Stored data entries:
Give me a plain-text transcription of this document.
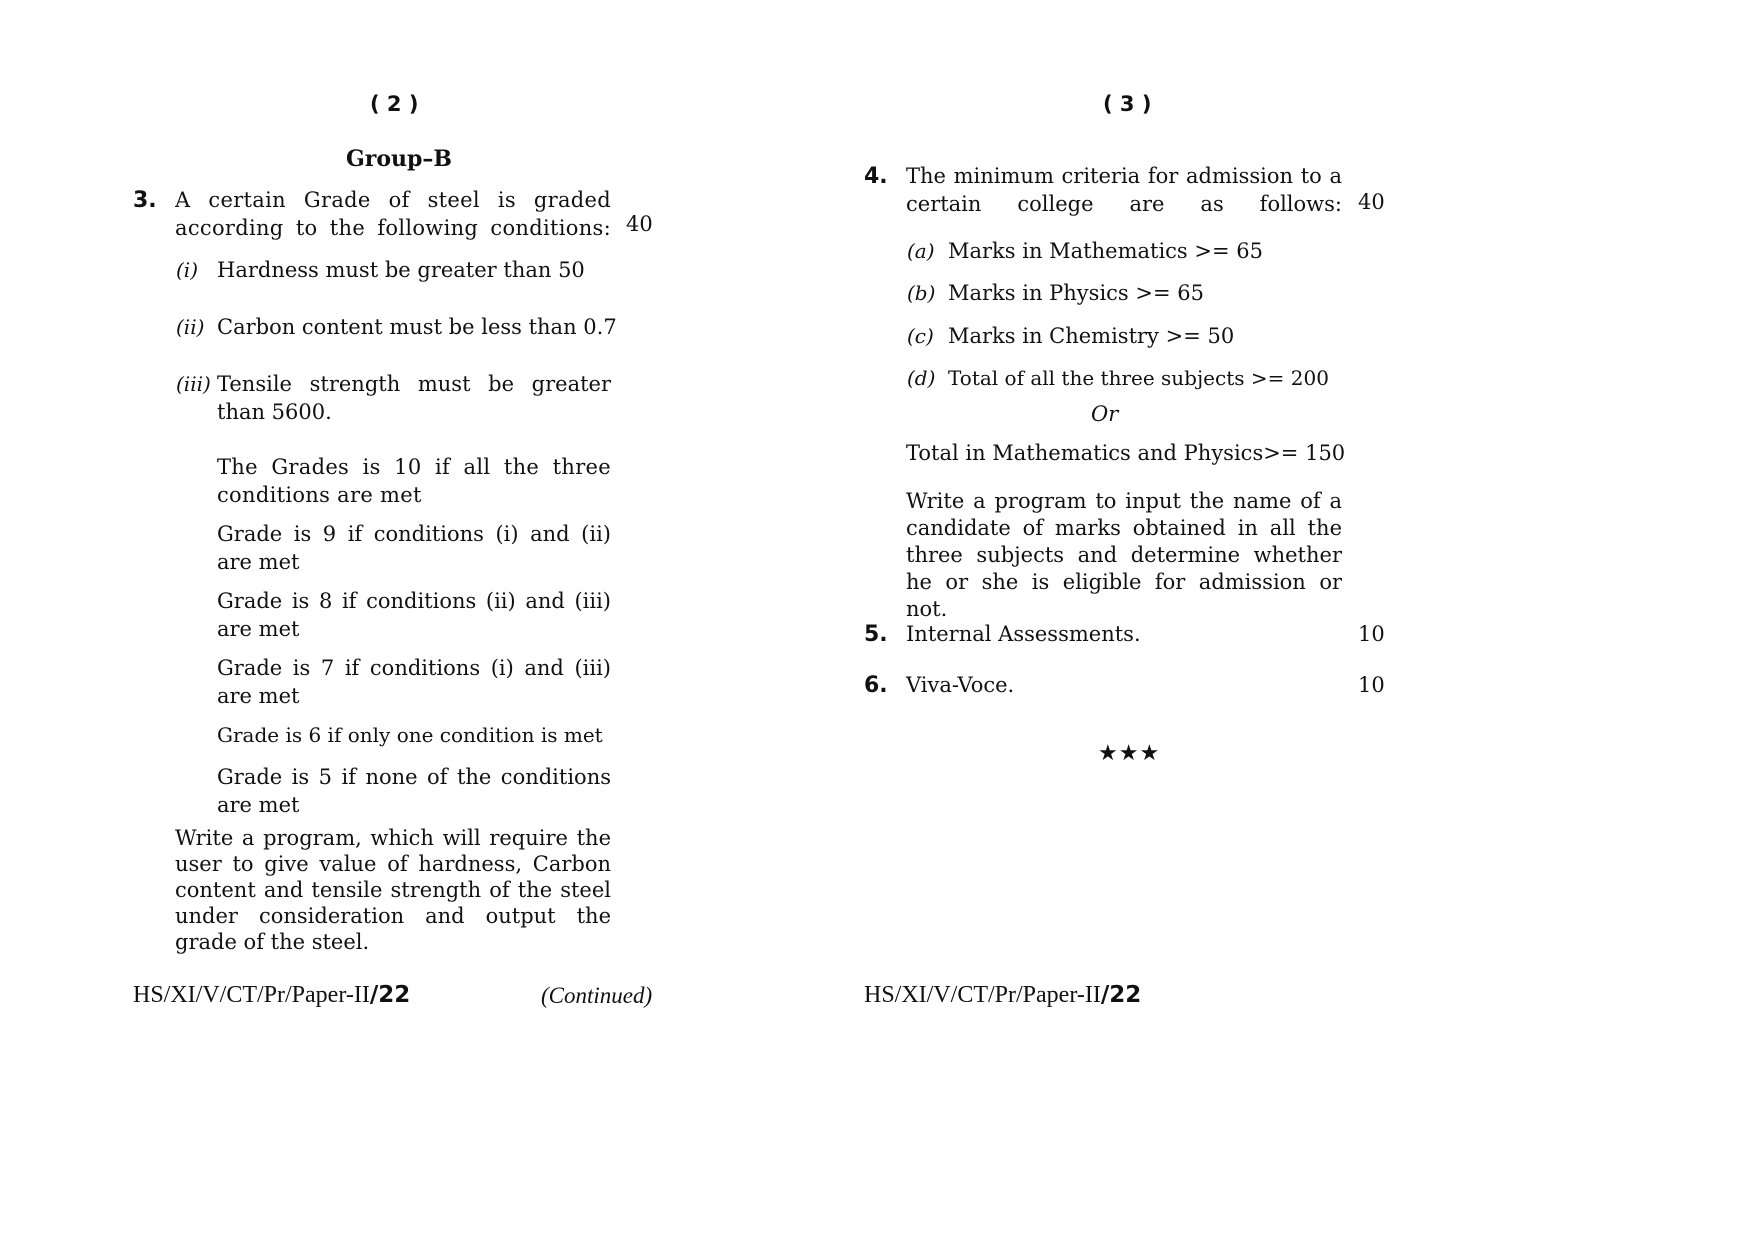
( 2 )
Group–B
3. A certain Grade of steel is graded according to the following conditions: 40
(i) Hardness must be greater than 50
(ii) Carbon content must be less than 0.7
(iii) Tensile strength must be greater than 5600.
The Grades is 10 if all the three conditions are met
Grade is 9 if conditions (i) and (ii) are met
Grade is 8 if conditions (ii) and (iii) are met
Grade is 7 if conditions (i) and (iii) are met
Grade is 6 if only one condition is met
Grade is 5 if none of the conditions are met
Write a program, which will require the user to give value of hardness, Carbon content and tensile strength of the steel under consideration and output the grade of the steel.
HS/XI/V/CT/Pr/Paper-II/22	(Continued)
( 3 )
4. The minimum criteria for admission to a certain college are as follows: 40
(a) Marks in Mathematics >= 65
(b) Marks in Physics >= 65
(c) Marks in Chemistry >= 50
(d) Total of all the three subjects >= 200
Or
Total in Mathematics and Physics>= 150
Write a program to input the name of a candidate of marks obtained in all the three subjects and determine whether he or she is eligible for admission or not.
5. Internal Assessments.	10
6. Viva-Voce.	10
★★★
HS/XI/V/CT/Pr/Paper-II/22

Goal:
Whichever lines contain the string "subjects", select and copy them.

Full answer:
(d) Total of all the three subjects >= 200
Write a program to input the name of a candidate of marks obtained in all the three subjects and determine whether he or she is eligible for admission or not.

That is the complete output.